··· Working data
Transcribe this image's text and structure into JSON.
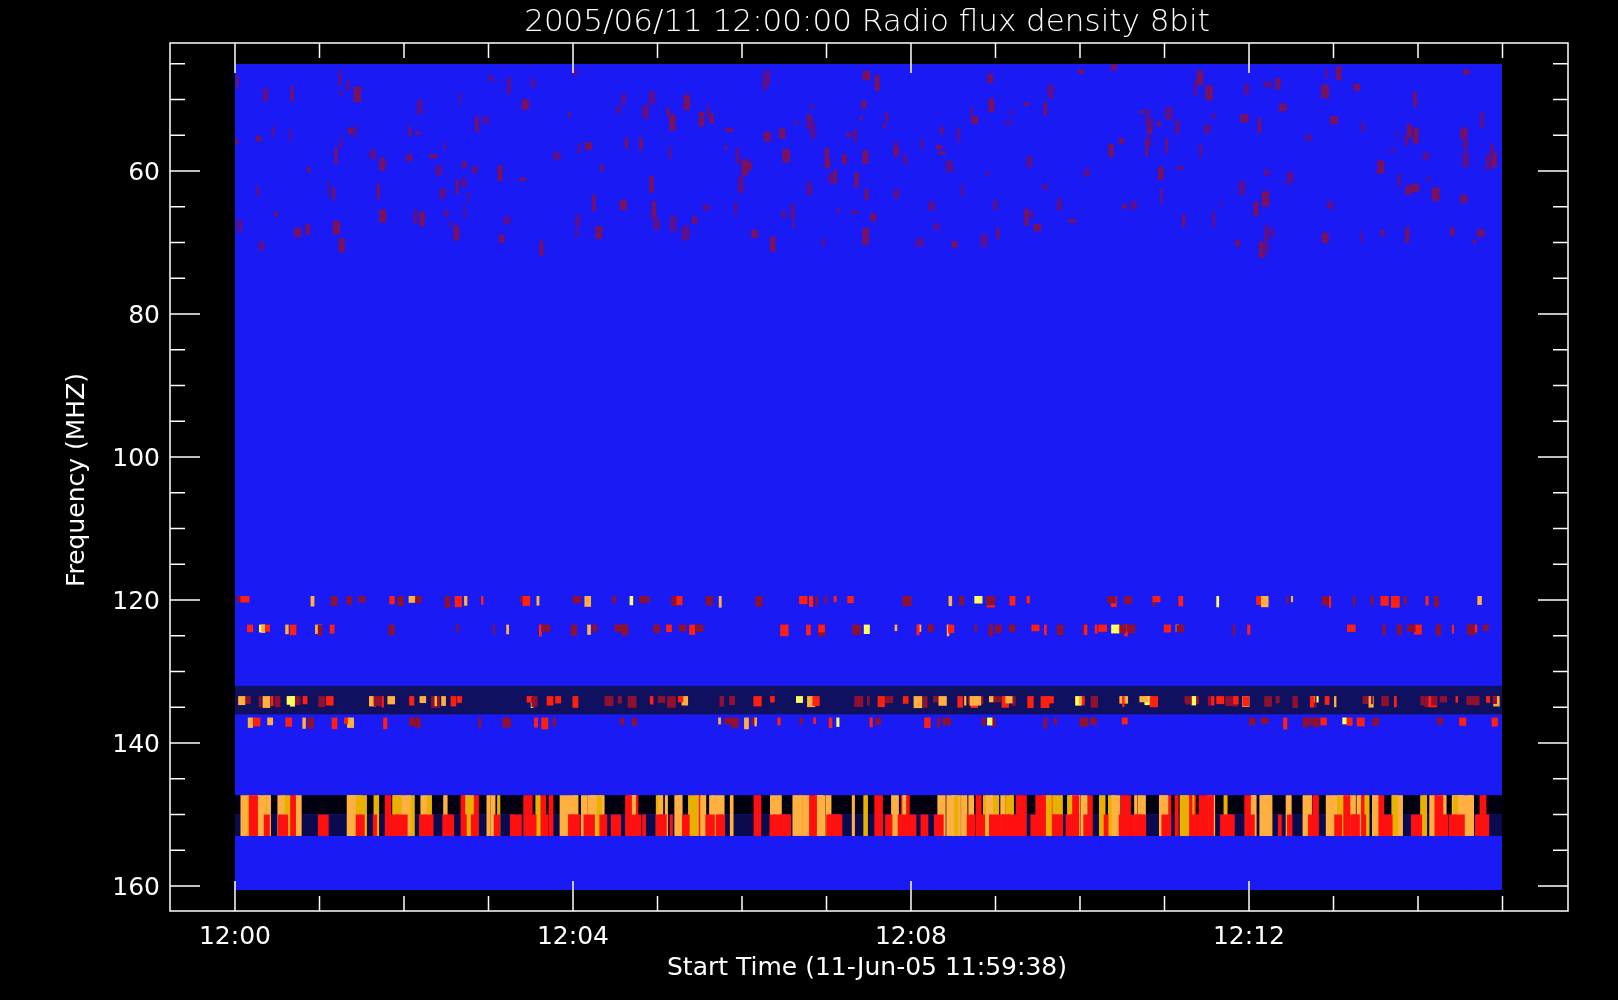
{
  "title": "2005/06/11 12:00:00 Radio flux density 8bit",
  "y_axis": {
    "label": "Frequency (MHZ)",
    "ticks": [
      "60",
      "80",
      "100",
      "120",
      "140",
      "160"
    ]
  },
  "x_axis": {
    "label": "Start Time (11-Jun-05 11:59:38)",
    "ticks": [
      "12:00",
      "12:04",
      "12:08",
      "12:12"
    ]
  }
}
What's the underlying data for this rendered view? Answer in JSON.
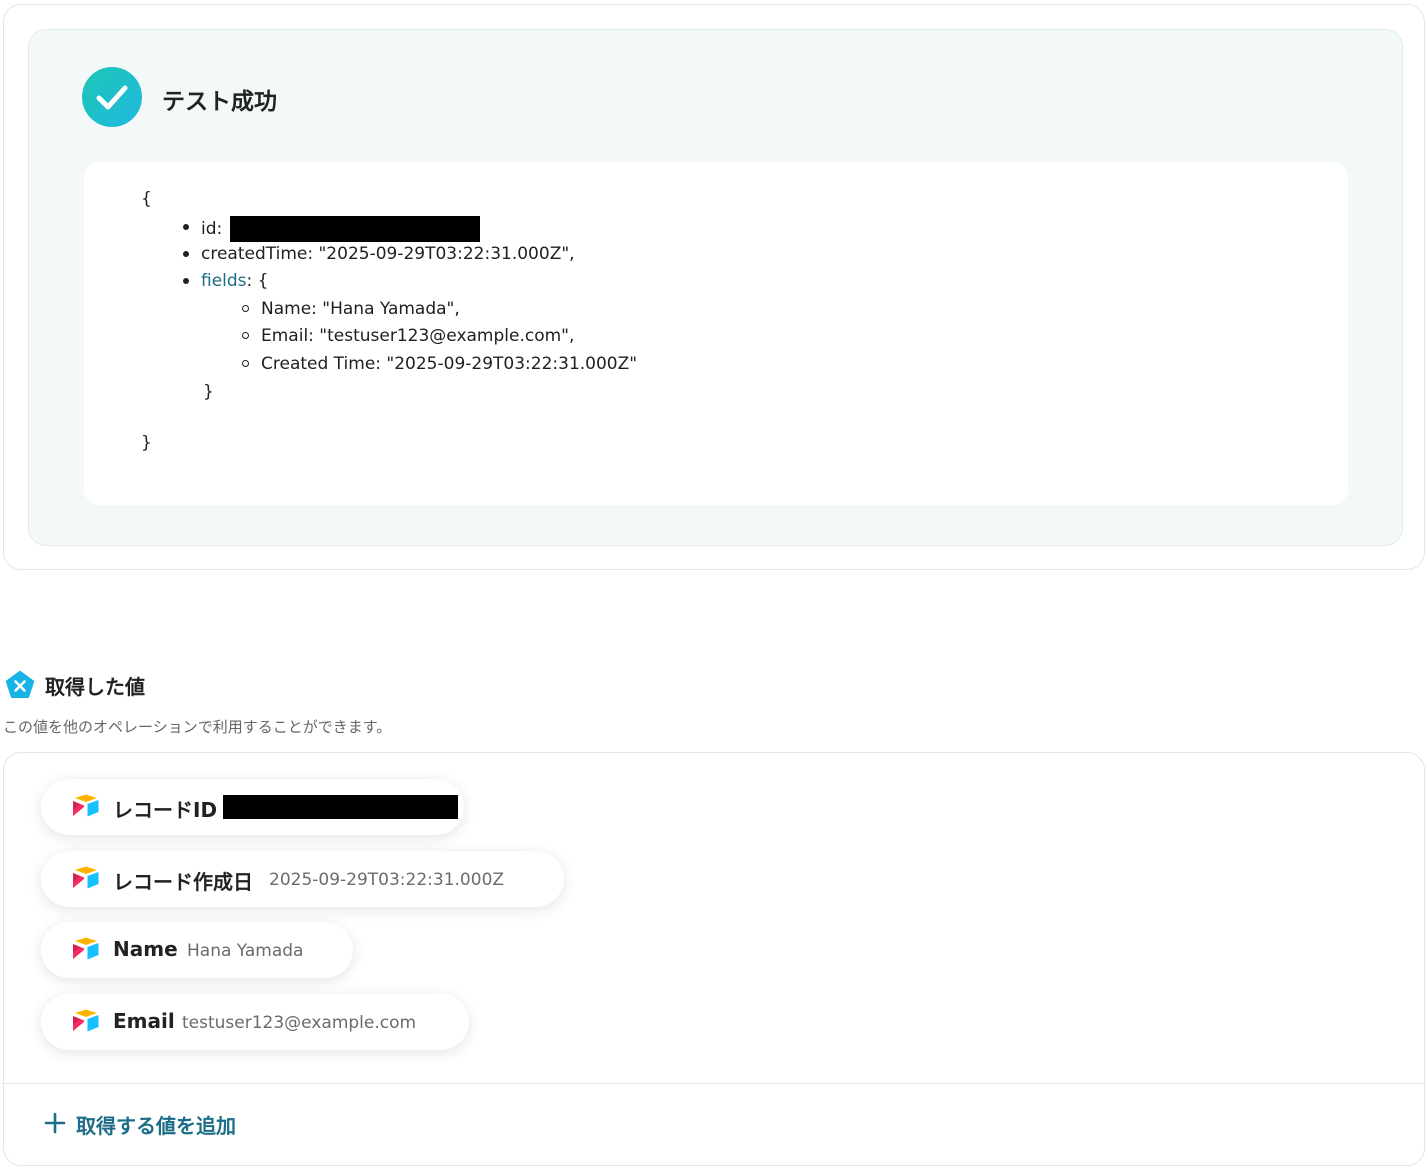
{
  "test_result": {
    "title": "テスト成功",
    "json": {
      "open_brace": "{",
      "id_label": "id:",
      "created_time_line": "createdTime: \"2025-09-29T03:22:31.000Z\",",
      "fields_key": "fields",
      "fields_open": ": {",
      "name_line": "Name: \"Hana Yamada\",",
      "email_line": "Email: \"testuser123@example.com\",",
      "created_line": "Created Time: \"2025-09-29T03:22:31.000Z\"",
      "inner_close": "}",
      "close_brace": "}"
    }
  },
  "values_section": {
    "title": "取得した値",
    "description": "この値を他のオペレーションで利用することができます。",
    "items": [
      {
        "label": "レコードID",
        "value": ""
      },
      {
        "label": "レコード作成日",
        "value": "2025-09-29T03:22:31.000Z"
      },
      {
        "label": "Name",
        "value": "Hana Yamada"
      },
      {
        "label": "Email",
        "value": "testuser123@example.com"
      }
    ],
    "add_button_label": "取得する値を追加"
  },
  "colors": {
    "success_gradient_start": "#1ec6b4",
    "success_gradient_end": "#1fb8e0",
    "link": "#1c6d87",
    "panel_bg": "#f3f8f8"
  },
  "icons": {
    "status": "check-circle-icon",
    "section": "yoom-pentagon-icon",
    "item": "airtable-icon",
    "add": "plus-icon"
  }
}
······
▶ **Work required**
Without the pictures, restate each entry exactly.

▶ **Solution for this problem**
Transcribe this image's text and structure into JSON.
{
  "title": "2005/06/11 12:00:00 Radio flux density 8bit",
  "y_axis": {
    "label": "Frequency (MHZ)",
    "ticks": [
      "60",
      "80",
      "100",
      "120",
      "140",
      "160"
    ]
  },
  "x_axis": {
    "label": "Start Time (11-Jun-05 11:59:38)",
    "ticks": [
      "12:00",
      "12:04",
      "12:08",
      "12:12"
    ]
  }
}
What's the underlying data for this rendered view? Answer in JSON.
{
  "test_result": {
    "title": "テスト成功",
    "json": {
      "open_brace": "{",
      "id_label": "id:",
      "created_time_line": "createdTime: \"2025-09-29T03:22:31.000Z\",",
      "fields_key": "fields",
      "fields_open": ": {",
      "name_line": "Name: \"Hana Yamada\",",
      "email_line": "Email: \"testuser123@example.com\",",
      "created_line": "Created Time: \"2025-09-29T03:22:31.000Z\"",
      "inner_close": "}",
      "close_brace": "}"
    }
  },
  "values_section": {
    "title": "取得した値",
    "description": "この値を他のオペレーションで利用することができます。",
    "items": [
      {
        "label": "レコードID",
        "value": ""
      },
      {
        "label": "レコード作成日",
        "value": "2025-09-29T03:22:31.000Z"
      },
      {
        "label": "Name",
        "value": "Hana Yamada"
      },
      {
        "label": "Email",
        "value": "testuser123@example.com"
      }
    ],
    "add_button_label": "取得する値を追加"
  },
  "colors": {
    "success_gradient_start": "#1ec6b4",
    "success_gradient_end": "#1fb8e0",
    "link": "#1c6d87",
    "panel_bg": "#f3f8f8"
  },
  "icons": {
    "status": "check-circle-icon",
    "section": "yoom-pentagon-icon",
    "item": "airtable-icon",
    "add": "plus-icon"
  }
}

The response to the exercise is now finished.